Look for the string "screenshot" and copy every line that has it.

RECORDS SHOWN =>
◆ ◆ ◆
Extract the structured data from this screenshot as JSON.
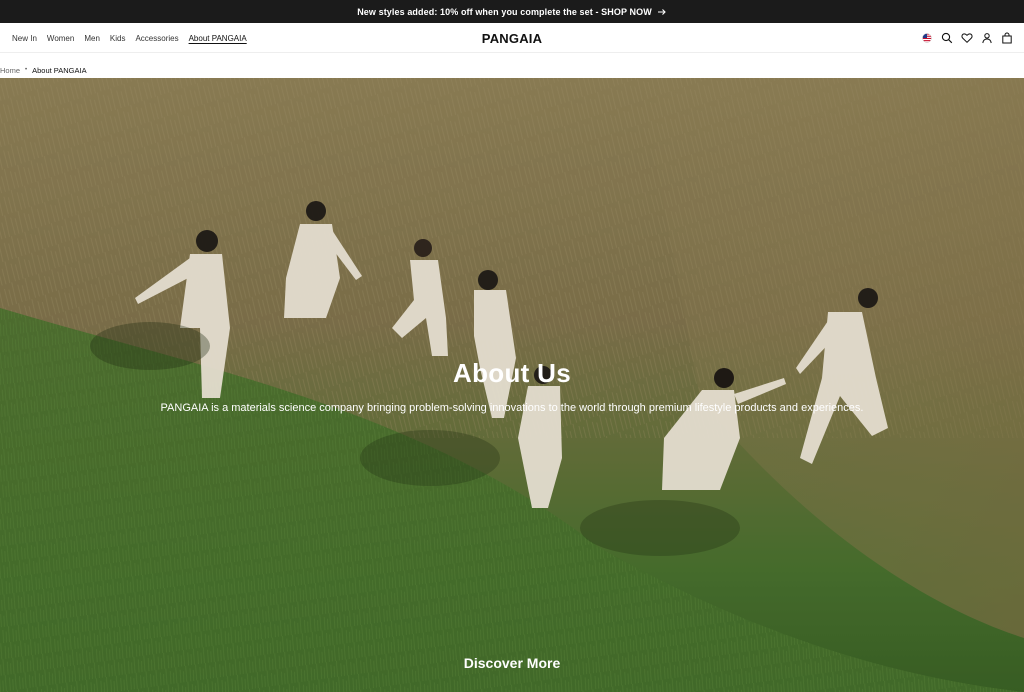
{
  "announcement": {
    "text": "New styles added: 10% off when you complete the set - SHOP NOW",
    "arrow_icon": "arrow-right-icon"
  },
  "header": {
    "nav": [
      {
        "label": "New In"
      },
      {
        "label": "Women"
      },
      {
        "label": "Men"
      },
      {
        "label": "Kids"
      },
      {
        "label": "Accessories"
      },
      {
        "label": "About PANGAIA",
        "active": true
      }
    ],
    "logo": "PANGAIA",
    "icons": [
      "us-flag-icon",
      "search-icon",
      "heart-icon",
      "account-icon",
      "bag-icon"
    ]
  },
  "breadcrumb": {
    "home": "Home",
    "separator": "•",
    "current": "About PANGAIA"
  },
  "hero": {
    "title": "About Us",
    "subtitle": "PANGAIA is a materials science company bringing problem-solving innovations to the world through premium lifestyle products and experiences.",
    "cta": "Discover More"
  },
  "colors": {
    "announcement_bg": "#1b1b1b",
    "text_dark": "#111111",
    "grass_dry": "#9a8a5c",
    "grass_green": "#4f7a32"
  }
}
◆ ◆ ◆
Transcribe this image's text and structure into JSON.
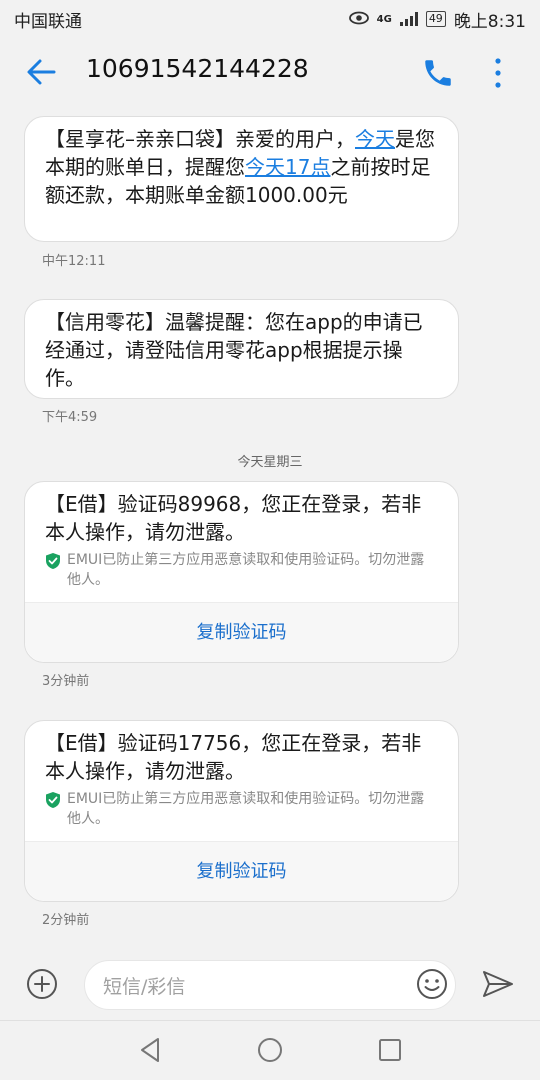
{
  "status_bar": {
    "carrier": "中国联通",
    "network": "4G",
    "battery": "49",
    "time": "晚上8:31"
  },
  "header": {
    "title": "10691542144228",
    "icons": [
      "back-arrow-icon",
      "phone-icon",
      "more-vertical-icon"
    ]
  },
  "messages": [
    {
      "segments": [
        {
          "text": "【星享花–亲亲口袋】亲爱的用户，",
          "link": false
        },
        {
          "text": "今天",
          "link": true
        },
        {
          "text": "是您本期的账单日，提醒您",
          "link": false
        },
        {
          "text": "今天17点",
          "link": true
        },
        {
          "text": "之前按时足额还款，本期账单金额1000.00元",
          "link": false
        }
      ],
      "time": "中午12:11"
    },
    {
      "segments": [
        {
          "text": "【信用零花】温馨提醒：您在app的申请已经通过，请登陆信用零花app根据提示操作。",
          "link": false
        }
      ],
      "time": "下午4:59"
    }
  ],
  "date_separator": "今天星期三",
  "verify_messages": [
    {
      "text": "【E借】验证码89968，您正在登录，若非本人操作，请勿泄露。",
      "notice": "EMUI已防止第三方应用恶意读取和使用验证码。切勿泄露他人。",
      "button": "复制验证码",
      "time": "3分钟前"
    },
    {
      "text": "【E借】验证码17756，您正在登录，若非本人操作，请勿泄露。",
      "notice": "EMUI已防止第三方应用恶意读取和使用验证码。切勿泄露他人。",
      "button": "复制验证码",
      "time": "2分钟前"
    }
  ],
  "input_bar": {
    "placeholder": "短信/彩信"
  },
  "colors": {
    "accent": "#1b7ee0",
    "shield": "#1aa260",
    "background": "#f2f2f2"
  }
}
◆ ◆ ◆
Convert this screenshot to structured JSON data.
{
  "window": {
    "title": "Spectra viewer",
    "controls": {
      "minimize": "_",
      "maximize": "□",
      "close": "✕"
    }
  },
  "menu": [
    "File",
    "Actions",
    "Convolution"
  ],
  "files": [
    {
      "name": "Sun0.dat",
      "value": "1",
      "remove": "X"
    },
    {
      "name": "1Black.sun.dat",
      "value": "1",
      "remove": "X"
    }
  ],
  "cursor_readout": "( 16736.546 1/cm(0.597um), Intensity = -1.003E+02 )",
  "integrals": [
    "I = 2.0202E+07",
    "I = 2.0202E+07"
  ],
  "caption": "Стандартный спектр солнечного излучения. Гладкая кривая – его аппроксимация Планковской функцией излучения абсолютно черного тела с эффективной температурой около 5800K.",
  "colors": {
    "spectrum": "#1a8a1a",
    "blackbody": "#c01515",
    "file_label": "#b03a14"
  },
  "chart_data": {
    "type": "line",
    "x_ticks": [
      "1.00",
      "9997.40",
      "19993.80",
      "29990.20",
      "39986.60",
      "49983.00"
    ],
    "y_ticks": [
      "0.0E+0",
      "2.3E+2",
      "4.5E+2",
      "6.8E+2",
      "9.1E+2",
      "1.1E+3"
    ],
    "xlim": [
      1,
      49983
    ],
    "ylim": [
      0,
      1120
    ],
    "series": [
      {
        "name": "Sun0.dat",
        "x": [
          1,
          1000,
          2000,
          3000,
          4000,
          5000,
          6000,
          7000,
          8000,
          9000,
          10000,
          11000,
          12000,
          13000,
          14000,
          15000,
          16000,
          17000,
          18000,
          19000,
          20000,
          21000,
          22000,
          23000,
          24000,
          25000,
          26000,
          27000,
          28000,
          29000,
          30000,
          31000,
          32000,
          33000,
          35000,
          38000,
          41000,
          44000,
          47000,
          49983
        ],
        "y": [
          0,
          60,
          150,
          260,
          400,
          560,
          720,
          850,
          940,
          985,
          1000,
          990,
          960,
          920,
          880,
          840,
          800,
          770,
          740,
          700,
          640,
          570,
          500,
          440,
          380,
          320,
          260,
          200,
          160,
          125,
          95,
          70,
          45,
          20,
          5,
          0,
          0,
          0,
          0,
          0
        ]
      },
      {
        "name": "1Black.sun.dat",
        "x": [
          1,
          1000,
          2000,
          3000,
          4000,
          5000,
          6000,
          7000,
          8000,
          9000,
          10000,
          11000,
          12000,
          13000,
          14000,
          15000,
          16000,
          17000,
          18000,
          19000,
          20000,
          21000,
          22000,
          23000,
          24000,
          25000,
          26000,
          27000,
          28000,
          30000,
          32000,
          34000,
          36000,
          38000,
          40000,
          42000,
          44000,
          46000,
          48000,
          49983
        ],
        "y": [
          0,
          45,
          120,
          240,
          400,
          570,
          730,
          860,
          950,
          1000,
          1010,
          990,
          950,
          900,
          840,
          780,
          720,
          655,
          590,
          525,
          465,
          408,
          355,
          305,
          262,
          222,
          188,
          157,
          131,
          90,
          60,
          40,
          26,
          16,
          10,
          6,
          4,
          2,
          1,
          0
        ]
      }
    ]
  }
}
◆ ◆ ◆
RIGHT ANSWER =>
Extract the structured data from this screenshot as JSON.
Convert this screenshot to structured JSON data.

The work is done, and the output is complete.